● **PROMPT**
Give all the lines below again, exactly, with no pictures.

● **RECORDS SHOWN**
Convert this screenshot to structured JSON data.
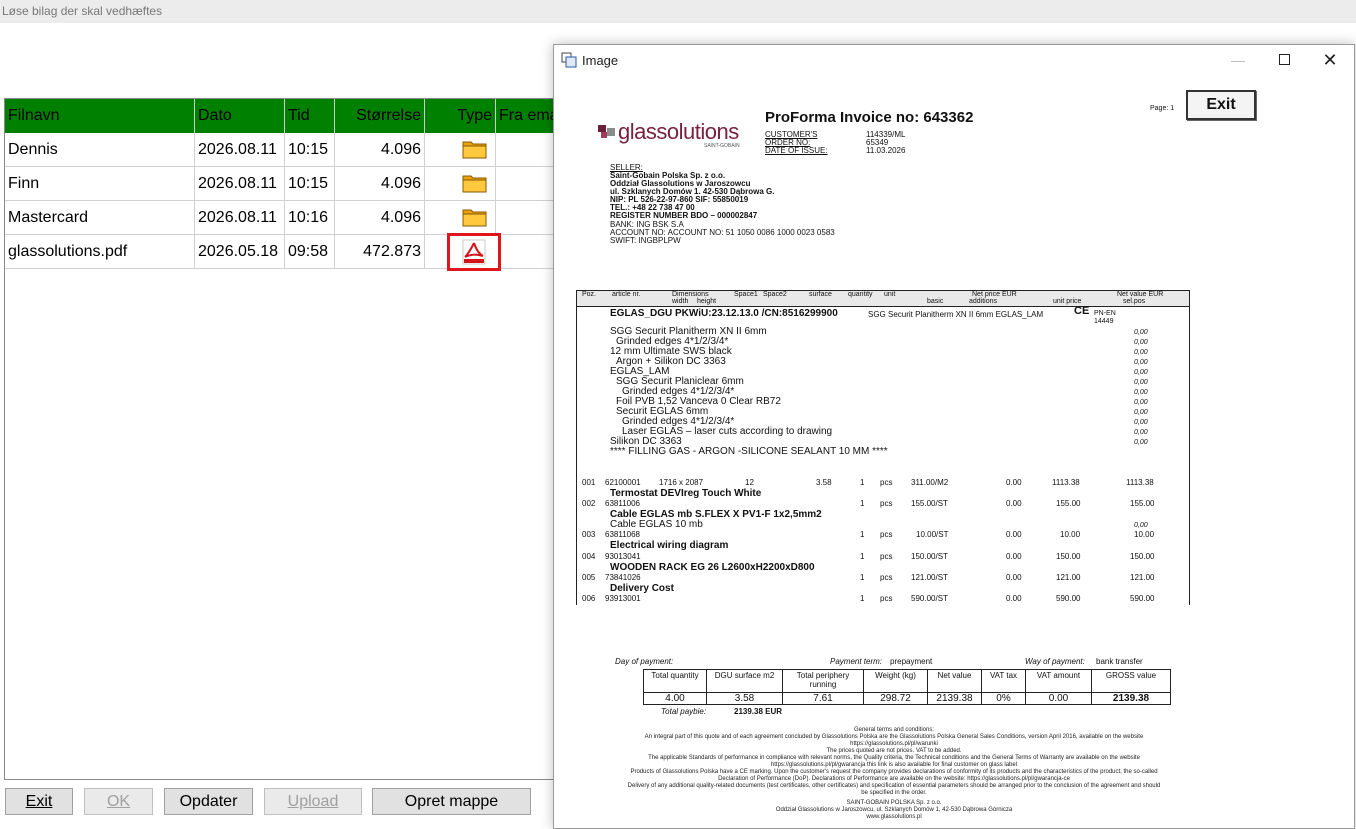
{
  "window": {
    "title": "Løse bilag der skal vedhæftes"
  },
  "grid": {
    "columns": [
      "Filnavn",
      "Dato",
      "Tid",
      "Størrelse",
      "Type",
      "Fra ema"
    ],
    "rows": [
      {
        "filename": "Dennis",
        "date": "2026.08.11",
        "time": "10:15",
        "size": "4.096",
        "type": "folder"
      },
      {
        "filename": "Finn",
        "date": "2026.08.11",
        "time": "10:15",
        "size": "4.096",
        "type": "folder"
      },
      {
        "filename": "Mastercard",
        "date": "2026.08.11",
        "time": "10:16",
        "size": "4.096",
        "type": "folder"
      },
      {
        "filename": "glassolutions.pdf",
        "date": "2026.05.18",
        "time": "09:58",
        "size": "472.873",
        "type": "pdf"
      }
    ]
  },
  "buttons": {
    "exit": "Exit",
    "ok": "OK",
    "update": "Opdater",
    "upload": "Upload",
    "create_folder": "Opret mappe"
  },
  "image_window": {
    "title": "Image",
    "exit_label": "Exit",
    "doc": {
      "page": "Page: 1",
      "title": "ProForma Invoice no: 643362",
      "logo": "glassolutions",
      "logo_sub": "SAINT-GOBAIN",
      "meta_labels": [
        "CUSTOMER'S",
        "ORDER NO:",
        "DATE OF ISSUE:"
      ],
      "meta_values": [
        "114339/ML",
        "65349",
        "11.03.2026"
      ],
      "seller_lines": [
        "SELLER:",
        "Saint-Gobain Polska Sp. z o.o.",
        "Oddział Glassolutions w Jaroszowcu",
        "ul. Szklanych Domów 1. 42-530 Dąbrowa G.",
        "NIP: PL 526-22-97-860          SIF: 55850019",
        "TEL.: +48 22 738 47 00",
        "REGISTER NUMBER BDO – 000002847",
        "BANK: ING BSK S.A",
        "ACCOUNT NO: ACCOUNT NO: 51 1050 0086 1000 0023 0583",
        "SWIFT: INGBPLPW"
      ],
      "table_head1": [
        "Poz.",
        "article nr.",
        "Dimensions",
        "Space1",
        "Space2",
        "surface",
        "quantity",
        "unit",
        "Net price EUR",
        "Net value EUR"
      ],
      "table_head2": [
        "width",
        "height",
        "basic",
        "additions",
        "unit price",
        "sel.pos"
      ],
      "product_line": "EGLAS_DGU PKWiU:23.12.13.0 /CN:8516299900",
      "product_desc": "SGG Securit Planitherm XN II 6mm EGLAS_LAM",
      "ce_mark": "CE",
      "pn": "PN-EN 14449",
      "components": [
        "SGG Securit Planitherm XN II 6mm",
        " Grinded edges 4*1/2/3/4*",
        "12 mm Ultimate SWS black",
        " Argon + Silikon DC 3363",
        "EGLAS_LAM",
        " SGG Securit Planiclear 6mm",
        "  Grinded edges 4*1/2/3/4*",
        " Foil PVB 1,52 Vanceva 0 Clear RB72",
        " Securit EGLAS 6mm",
        "  Grinded edges 4*1/2/3/4*",
        "  Laser EGLAS – laser cuts according to drawing",
        "Silikon DC 3363",
        "**** FILLING GAS - ARGON -SILICONE SEALANT 10 MM ****"
      ],
      "zero": "0,00",
      "items": [
        {
          "pos": "001",
          "art": "62100001",
          "dims": "1716  x  2087",
          "s1": "12",
          "surface": "3.58",
          "qty": "1",
          "unit": "pcs",
          "price": "311.00/M2",
          "add": "0.00",
          "unitprice": "1113.38",
          "value": "1113.38",
          "label": "Termostat DEVIreg Touch White"
        },
        {
          "pos": "002",
          "art": "63811006",
          "dims": "",
          "s1": "",
          "surface": "",
          "qty": "1",
          "unit": "pcs",
          "price": "155.00/ST",
          "add": "0.00",
          "unitprice": "155.00",
          "value": "155.00",
          "label": "Cable EGLAS mb S.FLEX X PV1-F 1x2,5mm2"
        },
        {
          "pos": "003",
          "art": "63811068",
          "dims": "",
          "s1": "",
          "surface": "",
          "qty": "1",
          "unit": "pcs",
          "price": "10.00/ST",
          "add": "0.00",
          "unitprice": "10.00",
          "value": "10.00",
          "label": "Electrical wiring diagram"
        },
        {
          "pos": "004",
          "art": "93013041",
          "dims": "",
          "s1": "",
          "surface": "",
          "qty": "1",
          "unit": "pcs",
          "price": "150.00/ST",
          "add": "0.00",
          "unitprice": "150.00",
          "value": "150.00",
          "label": "WOODEN RACK EG 26  L2600xH2200xD800"
        },
        {
          "pos": "005",
          "art": "73841026",
          "dims": "",
          "s1": "",
          "surface": "",
          "qty": "1",
          "unit": "pcs",
          "price": "121.00/ST",
          "add": "0.00",
          "unitprice": "121.00",
          "value": "121.00",
          "label": "Delivery Cost"
        },
        {
          "pos": "006",
          "art": "93913001",
          "dims": "",
          "s1": "",
          "surface": "",
          "qty": "1",
          "unit": "pcs",
          "price": "590.00/ST",
          "add": "0.00",
          "unitprice": "590.00",
          "value": "590.00",
          "label": ""
        }
      ],
      "cable_sub": "Cable EGLAS 10 mb",
      "payment": {
        "day_label": "Day of payment:",
        "term_label": "Payment term:",
        "term": "prepayment",
        "way_label": "Way of payment:",
        "way": "bank transfer"
      },
      "summary_heads": [
        "Total quantity",
        "DGU surface m2",
        "Total periphery running",
        "Weight (kg)",
        "Net value",
        "VAT tax",
        "VAT amount",
        "GROSS value"
      ],
      "summary_values": [
        "4.00",
        "3.58",
        "7.61",
        "298.72",
        "2139.38",
        "0%",
        "0.00",
        "2139.38"
      ],
      "total_label": "Total paybie:",
      "total_value": "2139.38 EUR",
      "terms": [
        "General terms and conditions:",
        "An integral part of this quote and of each agreement concluded by   Glassolutions Polska are the Glassolutions Polska General Sales Conditions, version April 2016, available on the website",
        "https://glassolutions.pl/pl/warunki",
        "The prices quoted are not prices. VAT to be added.",
        "The applicable Standards of performance in compliance with relevant norms, the Quality criteria, the Technical conditions and the General Terms of Warranty are available on the website",
        "https://glassolutions.pl/pl/gwarancja this link is also available for final customer on glass label",
        "Products of Glassolutions Polska have a CE marking. Upon the customer's request the company provides declarations of conformity of its products and the characteristics of the product, the so-called",
        "Declaration of Performance (DoP). Declarations of Performance are available on the website: https://glassolutions.pl/pl/gwarancja-ce",
        "Delivery of any additional quality-related documents (test certificates, other certificates) and specification of essential parameters should be arranged prior to the conclusion of the agreement and should",
        "be specified in the order.",
        "SAINT-GOBAIN POLSKA Sp. z o.o.",
        "Oddział Glassolutions w Jaroszowcu, ul. Szklanych Domów 1, 42-530 Dąbrowa Górnicza",
        "www.glassolutions.pl"
      ]
    }
  }
}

● **SOLUTION FOR THIS PROBLEM**
Convert this screenshot to structured JSON data.
{
  "window": {
    "title": "Løse bilag der skal vedhæftes"
  },
  "grid": {
    "columns": [
      "Filnavn",
      "Dato",
      "Tid",
      "Størrelse",
      "Type",
      "Fra ema"
    ],
    "rows": [
      {
        "filename": "Dennis",
        "date": "2026.08.11",
        "time": "10:15",
        "size": "4.096",
        "type": "folder"
      },
      {
        "filename": "Finn",
        "date": "2026.08.11",
        "time": "10:15",
        "size": "4.096",
        "type": "folder"
      },
      {
        "filename": "Mastercard",
        "date": "2026.08.11",
        "time": "10:16",
        "size": "4.096",
        "type": "folder"
      },
      {
        "filename": "glassolutions.pdf",
        "date": "2026.05.18",
        "time": "09:58",
        "size": "472.873",
        "type": "pdf"
      }
    ]
  },
  "buttons": {
    "exit": "Exit",
    "ok": "OK",
    "update": "Opdater",
    "upload": "Upload",
    "create_folder": "Opret mappe"
  },
  "image_window": {
    "title": "Image",
    "exit_label": "Exit",
    "doc": {
      "page": "Page: 1",
      "title": "ProForma Invoice no: 643362",
      "logo": "glassolutions",
      "logo_sub": "SAINT-GOBAIN",
      "meta_labels": [
        "CUSTOMER'S",
        "ORDER NO:",
        "DATE OF ISSUE:"
      ],
      "meta_values": [
        "114339/ML",
        "65349",
        "11.03.2026"
      ],
      "seller_lines": [
        "SELLER:",
        "Saint-Gobain Polska Sp. z o.o.",
        "Oddział Glassolutions w Jaroszowcu",
        "ul. Szklanych Domów 1. 42-530 Dąbrowa G.",
        "NIP: PL 526-22-97-860          SIF: 55850019",
        "TEL.: +48 22 738 47 00",
        "REGISTER NUMBER BDO – 000002847",
        "BANK: ING BSK S.A",
        "ACCOUNT NO: ACCOUNT NO: 51 1050 0086 1000 0023 0583",
        "SWIFT: INGBPLPW"
      ],
      "table_head1": [
        "Poz.",
        "article nr.",
        "Dimensions",
        "Space1",
        "Space2",
        "surface",
        "quantity",
        "unit",
        "Net price EUR",
        "Net value EUR"
      ],
      "table_head2": [
        "width",
        "height",
        "basic",
        "additions",
        "unit price",
        "sel.pos"
      ],
      "product_line": "EGLAS_DGU PKWiU:23.12.13.0 /CN:8516299900",
      "product_desc": "SGG Securit Planitherm XN II 6mm EGLAS_LAM",
      "ce_mark": "CE",
      "pn": "PN-EN 14449",
      "components": [
        "SGG Securit Planitherm XN II 6mm",
        " Grinded edges 4*1/2/3/4*",
        "12 mm Ultimate SWS black",
        " Argon + Silikon DC 3363",
        "EGLAS_LAM",
        " SGG Securit Planiclear 6mm",
        "  Grinded edges 4*1/2/3/4*",
        " Foil PVB 1,52 Vanceva 0 Clear RB72",
        " Securit EGLAS 6mm",
        "  Grinded edges 4*1/2/3/4*",
        "  Laser EGLAS – laser cuts according to drawing",
        "Silikon DC 3363",
        "**** FILLING GAS - ARGON -SILICONE SEALANT 10 MM ****"
      ],
      "zero": "0,00",
      "items": [
        {
          "pos": "001",
          "art": "62100001",
          "dims": "1716  x  2087",
          "s1": "12",
          "surface": "3.58",
          "qty": "1",
          "unit": "pcs",
          "price": "311.00/M2",
          "add": "0.00",
          "unitprice": "1113.38",
          "value": "1113.38",
          "label": "Termostat DEVIreg Touch White"
        },
        {
          "pos": "002",
          "art": "63811006",
          "dims": "",
          "s1": "",
          "surface": "",
          "qty": "1",
          "unit": "pcs",
          "price": "155.00/ST",
          "add": "0.00",
          "unitprice": "155.00",
          "value": "155.00",
          "label": "Cable EGLAS mb S.FLEX X PV1-F 1x2,5mm2"
        },
        {
          "pos": "003",
          "art": "63811068",
          "dims": "",
          "s1": "",
          "surface": "",
          "qty": "1",
          "unit": "pcs",
          "price": "10.00/ST",
          "add": "0.00",
          "unitprice": "10.00",
          "value": "10.00",
          "label": "Electrical wiring diagram"
        },
        {
          "pos": "004",
          "art": "93013041",
          "dims": "",
          "s1": "",
          "surface": "",
          "qty": "1",
          "unit": "pcs",
          "price": "150.00/ST",
          "add": "0.00",
          "unitprice": "150.00",
          "value": "150.00",
          "label": "WOODEN RACK EG 26  L2600xH2200xD800"
        },
        {
          "pos": "005",
          "art": "73841026",
          "dims": "",
          "s1": "",
          "surface": "",
          "qty": "1",
          "unit": "pcs",
          "price": "121.00/ST",
          "add": "0.00",
          "unitprice": "121.00",
          "value": "121.00",
          "label": "Delivery Cost"
        },
        {
          "pos": "006",
          "art": "93913001",
          "dims": "",
          "s1": "",
          "surface": "",
          "qty": "1",
          "unit": "pcs",
          "price": "590.00/ST",
          "add": "0.00",
          "unitprice": "590.00",
          "value": "590.00",
          "label": ""
        }
      ],
      "cable_sub": "Cable EGLAS 10 mb",
      "payment": {
        "day_label": "Day of payment:",
        "term_label": "Payment term:",
        "term": "prepayment",
        "way_label": "Way of payment:",
        "way": "bank transfer"
      },
      "summary_heads": [
        "Total quantity",
        "DGU surface m2",
        "Total periphery running",
        "Weight (kg)",
        "Net value",
        "VAT tax",
        "VAT amount",
        "GROSS value"
      ],
      "summary_values": [
        "4.00",
        "3.58",
        "7.61",
        "298.72",
        "2139.38",
        "0%",
        "0.00",
        "2139.38"
      ],
      "total_label": "Total paybie:",
      "total_value": "2139.38 EUR",
      "terms": [
        "General terms and conditions:",
        "An integral part of this quote and of each agreement concluded by   Glassolutions Polska are the Glassolutions Polska General Sales Conditions, version April 2016, available on the website",
        "https://glassolutions.pl/pl/warunki",
        "The prices quoted are not prices. VAT to be added.",
        "The applicable Standards of performance in compliance with relevant norms, the Quality criteria, the Technical conditions and the General Terms of Warranty are available on the website",
        "https://glassolutions.pl/pl/gwarancja this link is also available for final customer on glass label",
        "Products of Glassolutions Polska have a CE marking. Upon the customer's request the company provides declarations of conformity of its products and the characteristics of the product, the so-called",
        "Declaration of Performance (DoP). Declarations of Performance are available on the website: https://glassolutions.pl/pl/gwarancja-ce",
        "Delivery of any additional quality-related documents (test certificates, other certificates) and specification of essential parameters should be arranged prior to the conclusion of the agreement and should",
        "be specified in the order.",
        "SAINT-GOBAIN POLSKA Sp. z o.o.",
        "Oddział Glassolutions w Jaroszowcu, ul. Szklanych Domów 1, 42-530 Dąbrowa Górnicza",
        "www.glassolutions.pl"
      ]
    }
  }
}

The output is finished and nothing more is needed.